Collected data
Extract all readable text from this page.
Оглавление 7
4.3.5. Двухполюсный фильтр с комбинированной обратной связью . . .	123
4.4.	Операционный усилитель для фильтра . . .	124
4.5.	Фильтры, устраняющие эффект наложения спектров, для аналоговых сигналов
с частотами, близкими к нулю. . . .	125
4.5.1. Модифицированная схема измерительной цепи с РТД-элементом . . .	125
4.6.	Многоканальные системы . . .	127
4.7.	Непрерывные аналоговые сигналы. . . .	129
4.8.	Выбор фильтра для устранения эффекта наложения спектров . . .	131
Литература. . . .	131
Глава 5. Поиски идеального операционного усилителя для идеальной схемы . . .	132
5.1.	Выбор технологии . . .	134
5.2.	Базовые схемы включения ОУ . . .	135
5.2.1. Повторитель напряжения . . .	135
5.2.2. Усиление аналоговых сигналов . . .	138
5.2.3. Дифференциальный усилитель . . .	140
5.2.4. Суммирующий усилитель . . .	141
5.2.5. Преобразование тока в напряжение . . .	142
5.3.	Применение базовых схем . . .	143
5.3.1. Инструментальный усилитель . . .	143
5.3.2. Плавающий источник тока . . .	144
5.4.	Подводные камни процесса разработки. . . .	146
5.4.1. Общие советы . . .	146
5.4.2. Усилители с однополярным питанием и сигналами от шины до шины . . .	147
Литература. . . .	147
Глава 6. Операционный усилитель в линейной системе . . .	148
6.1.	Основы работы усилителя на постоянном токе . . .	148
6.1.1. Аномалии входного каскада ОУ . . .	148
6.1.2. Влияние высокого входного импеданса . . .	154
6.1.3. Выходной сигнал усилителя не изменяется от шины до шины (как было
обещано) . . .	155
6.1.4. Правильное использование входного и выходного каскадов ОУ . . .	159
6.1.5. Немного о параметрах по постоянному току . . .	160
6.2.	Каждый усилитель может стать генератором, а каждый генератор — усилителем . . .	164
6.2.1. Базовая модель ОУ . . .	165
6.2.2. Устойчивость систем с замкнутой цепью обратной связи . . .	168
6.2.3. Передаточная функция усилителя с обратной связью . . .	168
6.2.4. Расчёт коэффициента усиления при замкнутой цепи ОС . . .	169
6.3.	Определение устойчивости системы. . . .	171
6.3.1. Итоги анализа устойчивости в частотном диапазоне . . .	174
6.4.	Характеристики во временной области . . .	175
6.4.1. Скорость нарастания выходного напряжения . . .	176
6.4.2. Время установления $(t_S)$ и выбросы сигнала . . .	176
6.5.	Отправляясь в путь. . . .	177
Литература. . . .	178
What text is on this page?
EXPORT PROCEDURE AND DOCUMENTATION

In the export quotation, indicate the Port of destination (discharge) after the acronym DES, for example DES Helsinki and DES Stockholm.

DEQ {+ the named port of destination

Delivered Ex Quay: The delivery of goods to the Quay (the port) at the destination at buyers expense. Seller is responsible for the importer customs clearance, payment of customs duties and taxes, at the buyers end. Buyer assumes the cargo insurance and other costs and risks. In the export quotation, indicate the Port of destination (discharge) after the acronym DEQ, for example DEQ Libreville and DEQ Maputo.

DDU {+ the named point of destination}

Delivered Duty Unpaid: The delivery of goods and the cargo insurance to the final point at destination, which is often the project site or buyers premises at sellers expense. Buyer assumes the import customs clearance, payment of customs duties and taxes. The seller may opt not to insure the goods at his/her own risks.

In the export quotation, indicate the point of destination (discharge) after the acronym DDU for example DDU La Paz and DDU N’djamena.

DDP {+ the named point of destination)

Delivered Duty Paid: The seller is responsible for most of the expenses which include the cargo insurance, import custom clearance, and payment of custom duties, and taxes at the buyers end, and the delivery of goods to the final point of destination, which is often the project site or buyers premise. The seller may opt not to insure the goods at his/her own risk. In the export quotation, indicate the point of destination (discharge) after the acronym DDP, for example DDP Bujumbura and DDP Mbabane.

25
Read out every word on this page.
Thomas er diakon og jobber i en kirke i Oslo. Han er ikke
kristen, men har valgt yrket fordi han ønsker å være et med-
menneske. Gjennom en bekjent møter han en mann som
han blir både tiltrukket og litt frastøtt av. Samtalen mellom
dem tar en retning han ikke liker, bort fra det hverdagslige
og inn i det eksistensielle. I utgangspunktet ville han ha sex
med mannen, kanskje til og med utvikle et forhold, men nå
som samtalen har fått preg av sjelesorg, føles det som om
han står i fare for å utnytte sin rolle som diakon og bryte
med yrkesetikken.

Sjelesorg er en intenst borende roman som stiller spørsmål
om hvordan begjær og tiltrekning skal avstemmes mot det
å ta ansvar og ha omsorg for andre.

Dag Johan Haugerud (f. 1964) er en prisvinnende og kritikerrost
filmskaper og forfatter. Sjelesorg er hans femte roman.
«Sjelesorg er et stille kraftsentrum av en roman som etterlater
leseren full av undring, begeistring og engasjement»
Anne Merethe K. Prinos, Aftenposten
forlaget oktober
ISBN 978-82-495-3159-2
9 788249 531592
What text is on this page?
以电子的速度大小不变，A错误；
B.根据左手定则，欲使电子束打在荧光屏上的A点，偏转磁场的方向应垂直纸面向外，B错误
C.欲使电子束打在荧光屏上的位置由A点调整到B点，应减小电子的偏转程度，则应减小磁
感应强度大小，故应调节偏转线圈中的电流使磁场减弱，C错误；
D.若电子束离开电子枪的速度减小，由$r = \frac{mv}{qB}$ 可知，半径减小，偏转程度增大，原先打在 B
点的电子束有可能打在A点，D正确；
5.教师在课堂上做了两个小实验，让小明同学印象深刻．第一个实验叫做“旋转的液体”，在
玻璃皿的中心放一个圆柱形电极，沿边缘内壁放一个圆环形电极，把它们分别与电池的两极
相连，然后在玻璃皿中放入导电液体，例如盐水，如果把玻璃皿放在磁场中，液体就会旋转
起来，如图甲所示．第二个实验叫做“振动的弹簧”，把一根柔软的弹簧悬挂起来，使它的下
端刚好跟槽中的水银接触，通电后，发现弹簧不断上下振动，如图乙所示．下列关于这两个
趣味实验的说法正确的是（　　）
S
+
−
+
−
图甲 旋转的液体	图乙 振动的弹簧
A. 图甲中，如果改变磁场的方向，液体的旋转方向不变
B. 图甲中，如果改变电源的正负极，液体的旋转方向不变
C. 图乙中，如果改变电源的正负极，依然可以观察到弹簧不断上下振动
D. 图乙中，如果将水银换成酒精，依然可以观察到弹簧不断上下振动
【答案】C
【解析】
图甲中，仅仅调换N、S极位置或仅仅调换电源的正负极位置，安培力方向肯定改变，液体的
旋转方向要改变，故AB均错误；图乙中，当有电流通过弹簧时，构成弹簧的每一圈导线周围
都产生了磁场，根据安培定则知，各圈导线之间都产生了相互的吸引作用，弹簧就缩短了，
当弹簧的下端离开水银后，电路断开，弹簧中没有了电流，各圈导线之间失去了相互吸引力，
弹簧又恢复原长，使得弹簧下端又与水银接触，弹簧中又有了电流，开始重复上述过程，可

◆ What you are asked to do: Give the complete listing a second time, exactly as it reads.

◆ Result:
Extract all readable text from this page.
Оглавление 7
4.3.5. Двухполюсный фильтр с комбинированной обратной связью . . .	123
4.4.	Операционный усилитель для фильтра . . .	124
4.5.	Фильтры, устраняющие эффект наложения спектров, для аналоговых сигналов
с частотами, близкими к нулю. . . .	125
4.5.1. Модифицированная схема измерительной цепи с РТД-элементом . . .	125
4.6.	Многоканальные системы . . .	127
4.7.	Непрерывные аналоговые сигналы. . . .	129
4.8.	Выбор фильтра для устранения эффекта наложения спектров . . .	131
Литература. . . .	131
Глава 5. Поиски идеального операционного усилителя для идеальной схемы . . .	132
5.1.	Выбор технологии . . .	134
5.2.	Базовые схемы включения ОУ . . .	135
5.2.1. Повторитель напряжения . . .	135
5.2.2. Усиление аналоговых сигналов . . .	138
5.2.3. Дифференциальный усилитель . . .	140
5.2.4. Суммирующий усилитель . . .	141
5.2.5. Преобразование тока в напряжение . . .	142
5.3.	Применение базовых схем . . .	143
5.3.1. Инструментальный усилитель . . .	143
5.3.2. Плавающий источник тока . . .	144
5.4.	Подводные камни процесса разработки. . . .	146
5.4.1. Общие советы . . .	146
5.4.2. Усилители с однополярным питанием и сигналами от шины до шины . . .	147
Литература. . . .	147
Глава 6. Операционный усилитель в линейной системе . . .	148
6.1.	Основы работы усилителя на постоянном токе . . .	148
6.1.1. Аномалии входного каскада ОУ . . .	148
6.1.2. Влияние высокого входного импеданса . . .	154
6.1.3. Выходной сигнал усилителя не изменяется от шины до шины (как было
обещано) . . .	155
6.1.4. Правильное использование входного и выходного каскадов ОУ . . .	159
6.1.5. Немного о параметрах по постоянному току . . .	160
6.2.	Каждый усилитель может стать генератором, а каждый генератор — усилителем . . .	164
6.2.1. Базовая модель ОУ . . .	165
6.2.2. Устойчивость систем с замкнутой цепью обратной связи . . .	168
6.2.3. Передаточная функция усилителя с обратной связью . . .	168
6.2.4. Расчёт коэффициента усиления при замкнутой цепи ОС . . .	169
6.3.	Определение устойчивости системы. . . .	171
6.3.1. Итоги анализа устойчивости в частотном диапазоне . . .	174
6.4.	Характеристики во временной области . . .	175
6.4.1. Скорость нарастания выходного напряжения . . .	176
6.4.2. Время установления $(t_S)$ и выбросы сигнала . . .	176
6.5.	Отправляясь в путь. . . .	177
Литература. . . .	178
What text is on this page?
EXPORT PROCEDURE AND DOCUMENTATION

In the export quotation, indicate the Port of destination (discharge) after the acronym DES, for example DES Helsinki and DES Stockholm.

DEQ {+ the named port of destination

Delivered Ex Quay: The delivery of goods to the Quay (the port) at the destination at buyers expense. Seller is responsible for the importer customs clearance, payment of customs duties and taxes, at the buyers end. Buyer assumes the cargo insurance and other costs and risks. In the export quotation, indicate the Port of destination (discharge) after the acronym DEQ, for example DEQ Libreville and DEQ Maputo.

DDU {+ the named point of destination}

Delivered Duty Unpaid: The delivery of goods and the cargo insurance to the final point at destination, which is often the project site or buyers premises at sellers expense. Buyer assumes the import customs clearance, payment of customs duties and taxes. The seller may opt not to insure the goods at his/her own risks.

In the export quotation, indicate the point of destination (discharge) after the acronym DDU for example DDU La Paz and DDU N’djamena.

DDP {+ the named point of destination)

Delivered Duty Paid: The seller is responsible for most of the expenses which include the cargo insurance, import custom clearance, and payment of custom duties, and taxes at the buyers end, and the delivery of goods to the final point of destination, which is often the project site or buyers premise. The seller may opt not to insure the goods at his/her own risk. In the export quotation, indicate the point of destination (discharge) after the acronym DDP, for example DDP Bujumbura and DDP Mbabane.

25
Read out every word on this page.
Thomas er diakon og jobber i en kirke i Oslo. Han er ikke
kristen, men har valgt yrket fordi han ønsker å være et med-
menneske. Gjennom en bekjent møter han en mann som
han blir både tiltrukket og litt frastøtt av. Samtalen mellom
dem tar en retning han ikke liker, bort fra det hverdagslige
og inn i det eksistensielle. I utgangspunktet ville han ha sex
med mannen, kanskje til og med utvikle et forhold, men nå
som samtalen har fått preg av sjelesorg, føles det som om
han står i fare for å utnytte sin rolle som diakon og bryte
med yrkesetikken.

Sjelesorg er en intenst borende roman som stiller spørsmål
om hvordan begjær og tiltrekning skal avstemmes mot det
å ta ansvar og ha omsorg for andre.

Dag Johan Haugerud (f. 1964) er en prisvinnende og kritikerrost
filmskaper og forfatter. Sjelesorg er hans femte roman.
«Sjelesorg er et stille kraftsentrum av en roman som etterlater
leseren full av undring, begeistring og engasjement»
Anne Merethe K. Prinos, Aftenposten
forlaget oktober
ISBN 978-82-495-3159-2
9 788249 531592
What text is on this page?
以电子的速度大小不变，A错误；
B.根据左手定则，欲使电子束打在荧光屏上的A点，偏转磁场的方向应垂直纸面向外，B错误
C.欲使电子束打在荧光屏上的位置由A点调整到B点，应减小电子的偏转程度，则应减小磁
感应强度大小，故应调节偏转线圈中的电流使磁场减弱，C错误；
D.若电子束离开电子枪的速度减小，由$r = \frac{mv}{qB}$ 可知，半径减小，偏转程度增大，原先打在 B
点的电子束有可能打在A点，D正确；
5.教师在课堂上做了两个小实验，让小明同学印象深刻．第一个实验叫做“旋转的液体”，在
玻璃皿的中心放一个圆柱形电极，沿边缘内壁放一个圆环形电极，把它们分别与电池的两极
相连，然后在玻璃皿中放入导电液体，例如盐水，如果把玻璃皿放在磁场中，液体就会旋转
起来，如图甲所示．第二个实验叫做“振动的弹簧”，把一根柔软的弹簧悬挂起来，使它的下
端刚好跟槽中的水银接触，通电后，发现弹簧不断上下振动，如图乙所示．下列关于这两个
趣味实验的说法正确的是（　　）
S
+
−
+
−
图甲 旋转的液体	图乙 振动的弹簧
A. 图甲中，如果改变磁场的方向，液体的旋转方向不变
B. 图甲中，如果改变电源的正负极，液体的旋转方向不变
C. 图乙中，如果改变电源的正负极，依然可以观察到弹簧不断上下振动
D. 图乙中，如果将水银换成酒精，依然可以观察到弹簧不断上下振动
【答案】C
【解析】
图甲中，仅仅调换N、S极位置或仅仅调换电源的正负极位置，安培力方向肯定改变，液体的
旋转方向要改变，故AB均错误；图乙中，当有电流通过弹簧时，构成弹簧的每一圈导线周围
都产生了磁场，根据安培定则知，各圈导线之间都产生了相互的吸引作用，弹簧就缩短了，
当弹簧的下端离开水银后，电路断开，弹簧中没有了电流，各圈导线之间失去了相互吸引力，
弹簧又恢复原长，使得弹簧下端又与水银接触，弹簧中又有了电流，开始重复上述过程，可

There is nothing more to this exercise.